→ Given data
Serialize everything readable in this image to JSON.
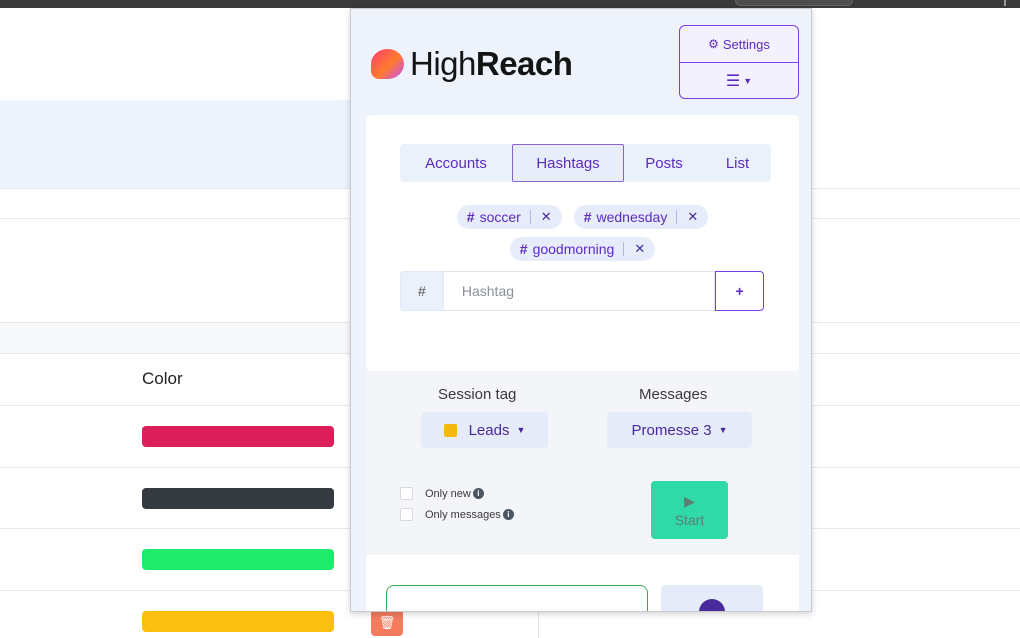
{
  "popup": {
    "brand": {
      "light": "High",
      "bold": "Reach"
    },
    "settings_label": "Settings",
    "menu_icon": "hamburger-icon",
    "tabs": [
      {
        "label": "Accounts",
        "active": false
      },
      {
        "label": "Hashtags",
        "active": true
      },
      {
        "label": "Posts",
        "active": false
      },
      {
        "label": "List",
        "active": false
      }
    ],
    "hashtag_chips": [
      {
        "hash": "#",
        "label": "soccer",
        "remove": "✕"
      },
      {
        "hash": "#",
        "label": "wednesday",
        "remove": "✕"
      },
      {
        "hash": "#",
        "label": "goodmorning",
        "remove": "✕"
      }
    ],
    "hashtag_input": {
      "prefix": "#",
      "placeholder": "Hashtag",
      "value": "",
      "add_label": "+"
    },
    "session_tag": {
      "label": "Session tag",
      "value": "Leads",
      "color": "#f6b80f"
    },
    "messages": {
      "label": "Messages",
      "value": "Promesse 3"
    },
    "options": [
      {
        "label": "Only new",
        "checked": false
      },
      {
        "label": "Only messages",
        "checked": false
      }
    ],
    "start_label": "Start",
    "colors": {
      "accent": "#5b2bbf",
      "start": "#2fd9a8"
    }
  },
  "background": {
    "column_header": "Color",
    "swatches": [
      "#dc1f5a",
      "#343a40",
      "#1eea6b",
      "#fbbf10"
    ]
  }
}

→ Work to be completed
All of the data above should be quoted exactly, except for the pictures.

→ Finished answer
Serialize everything readable in this image to JSON.
{
  "popup": {
    "brand": {
      "light": "High",
      "bold": "Reach"
    },
    "settings_label": "Settings",
    "menu_icon": "hamburger-icon",
    "tabs": [
      {
        "label": "Accounts",
        "active": false
      },
      {
        "label": "Hashtags",
        "active": true
      },
      {
        "label": "Posts",
        "active": false
      },
      {
        "label": "List",
        "active": false
      }
    ],
    "hashtag_chips": [
      {
        "hash": "#",
        "label": "soccer",
        "remove": "✕"
      },
      {
        "hash": "#",
        "label": "wednesday",
        "remove": "✕"
      },
      {
        "hash": "#",
        "label": "goodmorning",
        "remove": "✕"
      }
    ],
    "hashtag_input": {
      "prefix": "#",
      "placeholder": "Hashtag",
      "value": "",
      "add_label": "+"
    },
    "session_tag": {
      "label": "Session tag",
      "value": "Leads",
      "color": "#f6b80f"
    },
    "messages": {
      "label": "Messages",
      "value": "Promesse 3"
    },
    "options": [
      {
        "label": "Only new",
        "checked": false
      },
      {
        "label": "Only messages",
        "checked": false
      }
    ],
    "start_label": "Start",
    "colors": {
      "accent": "#5b2bbf",
      "start": "#2fd9a8"
    }
  },
  "background": {
    "column_header": "Color",
    "swatches": [
      "#dc1f5a",
      "#343a40",
      "#1eea6b",
      "#fbbf10"
    ]
  }
}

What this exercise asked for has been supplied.